• **Do this**: Filter the listing below, copying every line in which the word "color" appears.

———

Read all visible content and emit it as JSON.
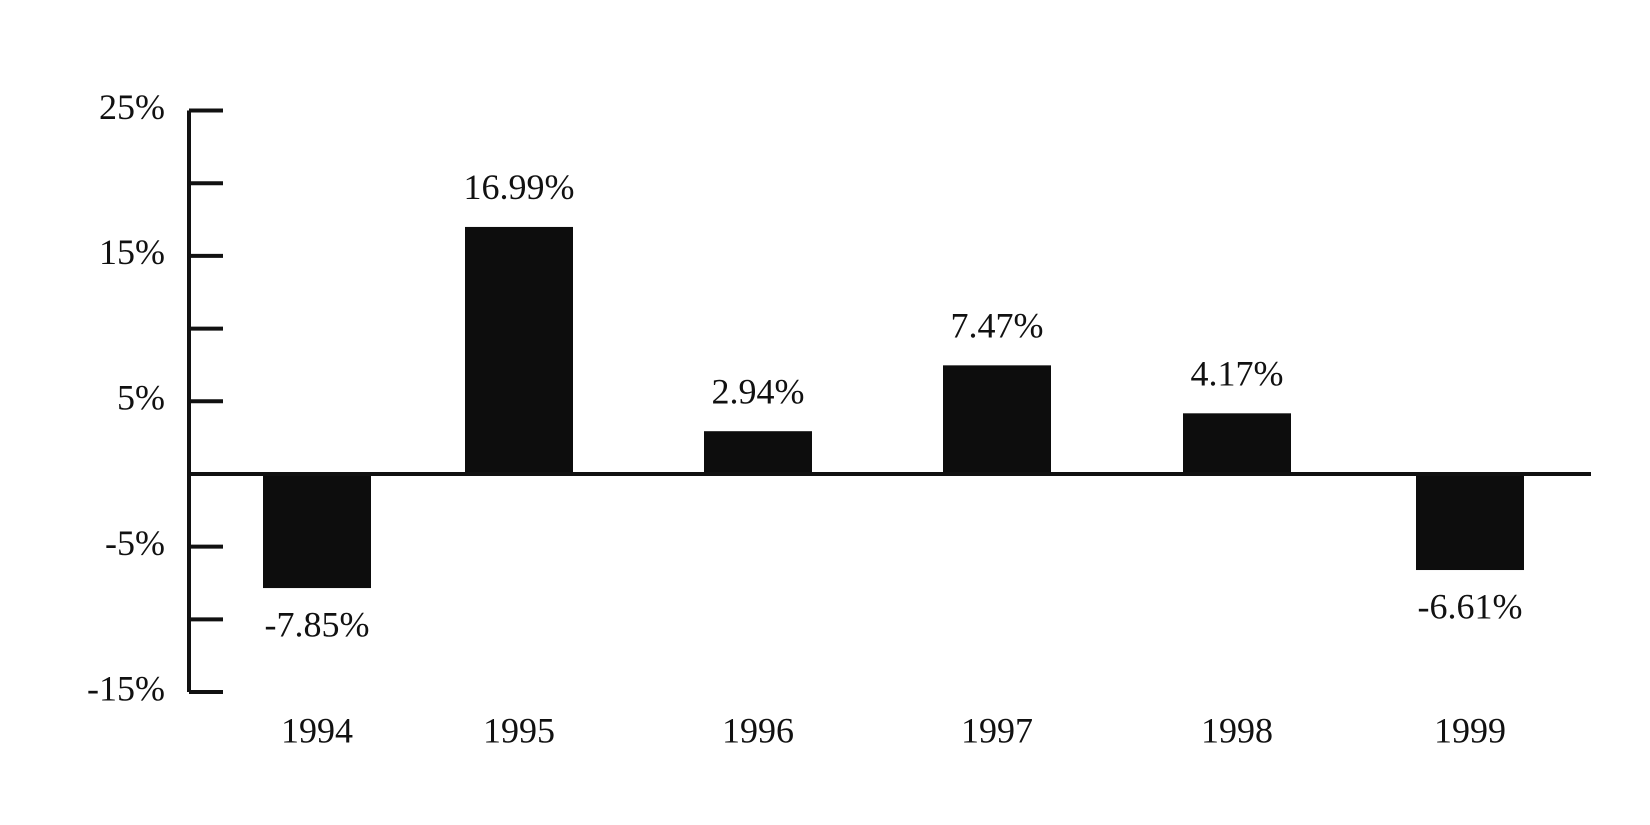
{
  "chart_data": {
    "type": "bar",
    "categories": [
      "1994",
      "1995",
      "1996",
      "1997",
      "1998",
      "1999"
    ],
    "values": [
      -7.85,
      16.99,
      2.94,
      7.47,
      4.17,
      -6.61
    ],
    "value_labels": [
      "-7.85%",
      "16.99%",
      "2.94%",
      "7.47%",
      "4.17%",
      "-6.61%"
    ],
    "color": "#0d0d0d",
    "ylim": [
      -15,
      25
    ],
    "yticks": [
      {
        "value": 25,
        "label": "25%"
      },
      {
        "value": 15,
        "label": "15%"
      },
      {
        "value": 5,
        "label": "5%"
      },
      {
        "value": -5,
        "label": "-5%"
      },
      {
        "value": -15,
        "label": "-15%"
      }
    ],
    "minor_yticks": [
      20,
      10,
      -10
    ],
    "grid": false
  }
}
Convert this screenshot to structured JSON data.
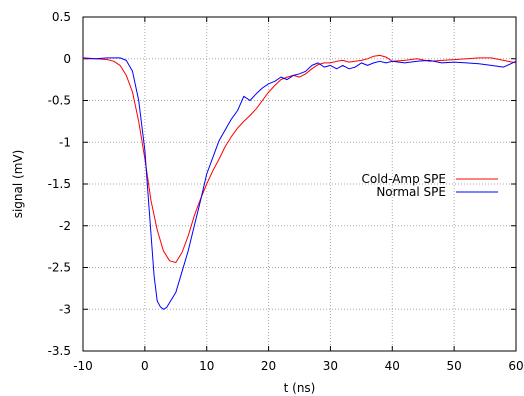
{
  "chart_data": {
    "type": "line",
    "title": "",
    "xlabel": "t (ns)",
    "ylabel": "signal (mV)",
    "xlim": [
      -10,
      60
    ],
    "ylim": [
      -3.5,
      0.5
    ],
    "x_ticks": [
      -10,
      0,
      10,
      20,
      30,
      40,
      50,
      60
    ],
    "y_ticks": [
      0.5,
      0,
      -0.5,
      -1,
      -1.5,
      -2,
      -2.5,
      -3,
      -3.5
    ],
    "x_tick_labels": [
      "-10",
      "0",
      "10",
      "20",
      "30",
      "40",
      "50",
      "60"
    ],
    "y_tick_labels": [
      "0.5",
      "0",
      "-0.5",
      "-1",
      "-1.5",
      "-2",
      "-2.5",
      "-3",
      "-3.5"
    ],
    "grid": true,
    "legend": "center-right",
    "series": [
      {
        "name": "Cold-Amp SPE",
        "color": "#ff0000",
        "x": [
          -10,
          -8,
          -6,
          -5,
          -4,
          -3,
          -2,
          -1,
          0,
          1,
          2,
          3,
          4,
          5,
          6,
          7,
          8,
          9,
          10,
          11,
          12,
          13,
          14,
          15,
          16,
          17,
          18,
          19,
          20,
          21,
          22,
          23,
          24,
          25,
          26,
          27,
          28,
          29,
          30,
          31,
          32,
          33,
          34,
          35,
          36,
          37,
          38,
          39,
          40,
          42,
          44,
          46,
          48,
          50,
          52,
          54,
          56,
          58,
          60
        ],
        "y": [
          0,
          0,
          -0.01,
          -0.03,
          -0.08,
          -0.2,
          -0.4,
          -0.75,
          -1.2,
          -1.7,
          -2.05,
          -2.3,
          -2.42,
          -2.44,
          -2.32,
          -2.12,
          -1.88,
          -1.68,
          -1.5,
          -1.34,
          -1.2,
          -1.05,
          -0.93,
          -0.83,
          -0.75,
          -0.68,
          -0.6,
          -0.5,
          -0.4,
          -0.32,
          -0.25,
          -0.22,
          -0.2,
          -0.22,
          -0.18,
          -0.12,
          -0.07,
          -0.05,
          -0.05,
          -0.03,
          -0.02,
          -0.04,
          -0.03,
          -0.02,
          0,
          0.03,
          0.04,
          0.02,
          -0.03,
          -0.02,
          0,
          -0.03,
          -0.02,
          -0.01,
          0,
          0.01,
          0.01,
          -0.02,
          -0.05
        ]
      },
      {
        "name": "Normal SPE",
        "color": "#0000ff",
        "x": [
          -10,
          -8,
          -6,
          -4,
          -3,
          -2,
          -1,
          0,
          0.5,
          1,
          1.5,
          2,
          2.5,
          3,
          3.5,
          4,
          5,
          6,
          7,
          8,
          9,
          10,
          11,
          12,
          13,
          14,
          15,
          16,
          17,
          18,
          19,
          20,
          21,
          22,
          23,
          24,
          25,
          26,
          27,
          28,
          29,
          30,
          31,
          32,
          33,
          34,
          35,
          36,
          37,
          38,
          39,
          40,
          42,
          44,
          46,
          48,
          50,
          52,
          54,
          56,
          58,
          60
        ],
        "y": [
          0.01,
          0,
          0.01,
          0.01,
          -0.02,
          -0.15,
          -0.5,
          -1.1,
          -1.6,
          -2.1,
          -2.6,
          -2.9,
          -2.97,
          -3.0,
          -2.98,
          -2.92,
          -2.8,
          -2.55,
          -2.3,
          -2.0,
          -1.7,
          -1.38,
          -1.18,
          -0.98,
          -0.85,
          -0.72,
          -0.62,
          -0.45,
          -0.5,
          -0.42,
          -0.35,
          -0.3,
          -0.27,
          -0.22,
          -0.25,
          -0.2,
          -0.18,
          -0.15,
          -0.08,
          -0.05,
          -0.1,
          -0.08,
          -0.12,
          -0.08,
          -0.12,
          -0.1,
          -0.05,
          -0.08,
          -0.05,
          -0.03,
          -0.05,
          -0.03,
          -0.05,
          -0.03,
          -0.02,
          -0.05,
          -0.04,
          -0.05,
          -0.06,
          -0.08,
          -0.1,
          -0.03
        ]
      }
    ]
  }
}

———

• **Completed exercise**:
    "color": "#0d0d0d",
        "color": "#ff0000",
        "color": "#0000ff",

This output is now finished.